» **WHAT YOU ARE ASKED TO DO**:
Transcribe word for word the lines spanning the line with "Convert this screenshot" through the end of the records.

» **A run of records**:
* * *

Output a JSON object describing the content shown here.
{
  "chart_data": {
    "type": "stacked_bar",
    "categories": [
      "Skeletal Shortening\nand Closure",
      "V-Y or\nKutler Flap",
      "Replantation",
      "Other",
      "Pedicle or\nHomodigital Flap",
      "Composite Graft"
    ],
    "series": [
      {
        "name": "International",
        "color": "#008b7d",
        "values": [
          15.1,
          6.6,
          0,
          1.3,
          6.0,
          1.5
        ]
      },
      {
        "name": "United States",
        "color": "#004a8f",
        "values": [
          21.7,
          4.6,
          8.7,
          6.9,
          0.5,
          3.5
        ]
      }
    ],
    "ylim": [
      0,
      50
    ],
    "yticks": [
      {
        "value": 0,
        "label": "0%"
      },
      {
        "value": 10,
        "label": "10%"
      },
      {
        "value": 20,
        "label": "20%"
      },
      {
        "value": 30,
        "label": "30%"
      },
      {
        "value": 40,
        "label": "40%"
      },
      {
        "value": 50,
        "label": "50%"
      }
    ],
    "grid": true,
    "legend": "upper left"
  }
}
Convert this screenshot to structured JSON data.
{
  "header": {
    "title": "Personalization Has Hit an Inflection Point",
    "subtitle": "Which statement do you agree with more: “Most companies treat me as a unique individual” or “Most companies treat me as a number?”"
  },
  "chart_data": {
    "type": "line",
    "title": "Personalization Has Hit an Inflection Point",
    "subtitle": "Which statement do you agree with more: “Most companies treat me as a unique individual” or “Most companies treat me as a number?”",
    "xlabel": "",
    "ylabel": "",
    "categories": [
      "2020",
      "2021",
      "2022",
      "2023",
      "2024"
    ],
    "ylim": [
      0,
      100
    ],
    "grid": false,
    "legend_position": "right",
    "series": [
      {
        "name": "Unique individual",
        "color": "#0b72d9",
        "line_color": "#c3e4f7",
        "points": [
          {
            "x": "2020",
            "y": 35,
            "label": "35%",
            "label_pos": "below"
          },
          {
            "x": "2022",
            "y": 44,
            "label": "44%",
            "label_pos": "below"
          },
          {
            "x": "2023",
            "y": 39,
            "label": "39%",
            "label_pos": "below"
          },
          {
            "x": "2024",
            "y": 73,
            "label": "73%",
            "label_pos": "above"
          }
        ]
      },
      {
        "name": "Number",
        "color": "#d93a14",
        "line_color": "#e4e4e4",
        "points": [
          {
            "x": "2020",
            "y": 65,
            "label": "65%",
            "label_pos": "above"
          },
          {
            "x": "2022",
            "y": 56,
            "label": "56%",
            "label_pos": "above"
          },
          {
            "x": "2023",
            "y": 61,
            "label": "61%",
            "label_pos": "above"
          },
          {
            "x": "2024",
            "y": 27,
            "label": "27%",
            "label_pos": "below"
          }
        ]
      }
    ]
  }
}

* * *

» **EXERCISE RESPONSE**:
Convert this screenshot to structured JSON data.
{
  "header": {
    "title": "Personalization Has Hit an Inflection Point",
    "subtitle": "Which statement do you agree with more: “Most companies treat me as a unique individual” or “Most companies treat me as a number?”"
  },
  "chart_data": {
    "type": "line",
    "title": "Personalization Has Hit an Inflection Point",
    "subtitle": "Which statement do you agree with more: “Most companies treat me as a unique individual” or “Most companies treat me as a number?”",
    "xlabel": "",
    "ylabel": "",
    "categories": [
      "2020",
      "2021",
      "2022",
      "2023",
      "2024"
    ],
    "ylim": [
      0,
      100
    ],
    "grid": false,
    "legend_position": "right",
    "series": [
      {
        "name": "Unique individual",
        "color": "#0b72d9",
        "line_color": "#c3e4f7",
        "points": [
          {
            "x": "2020",
            "y": 35,
            "label": "35%",
            "label_pos": "below"
          },
          {
            "x": "2022",
            "y": 44,
            "label": "44%",
            "label_pos": "below"
          },
          {
            "x": "2023",
            "y": 39,
            "label": "39%",
            "label_pos": "below"
          },
          {
            "x": "2024",
            "y": 73,
            "label": "73%",
            "label_pos": "above"
          }
        ]
      },
      {
        "name": "Number",
        "color": "#d93a14",
        "line_color": "#e4e4e4",
        "points": [
          {
            "x": "2020",
            "y": 65,
            "label": "65%",
            "label_pos": "above"
          },
          {
            "x": "2022",
            "y": 56,
            "label": "56%",
            "label_pos": "above"
          },
          {
            "x": "2023",
            "y": 61,
            "label": "61%",
            "label_pos": "above"
          },
          {
            "x": "2024",
            "y": 27,
            "label": "27%",
            "label_pos": "below"
          }
        ]
      }
    ]
  }
}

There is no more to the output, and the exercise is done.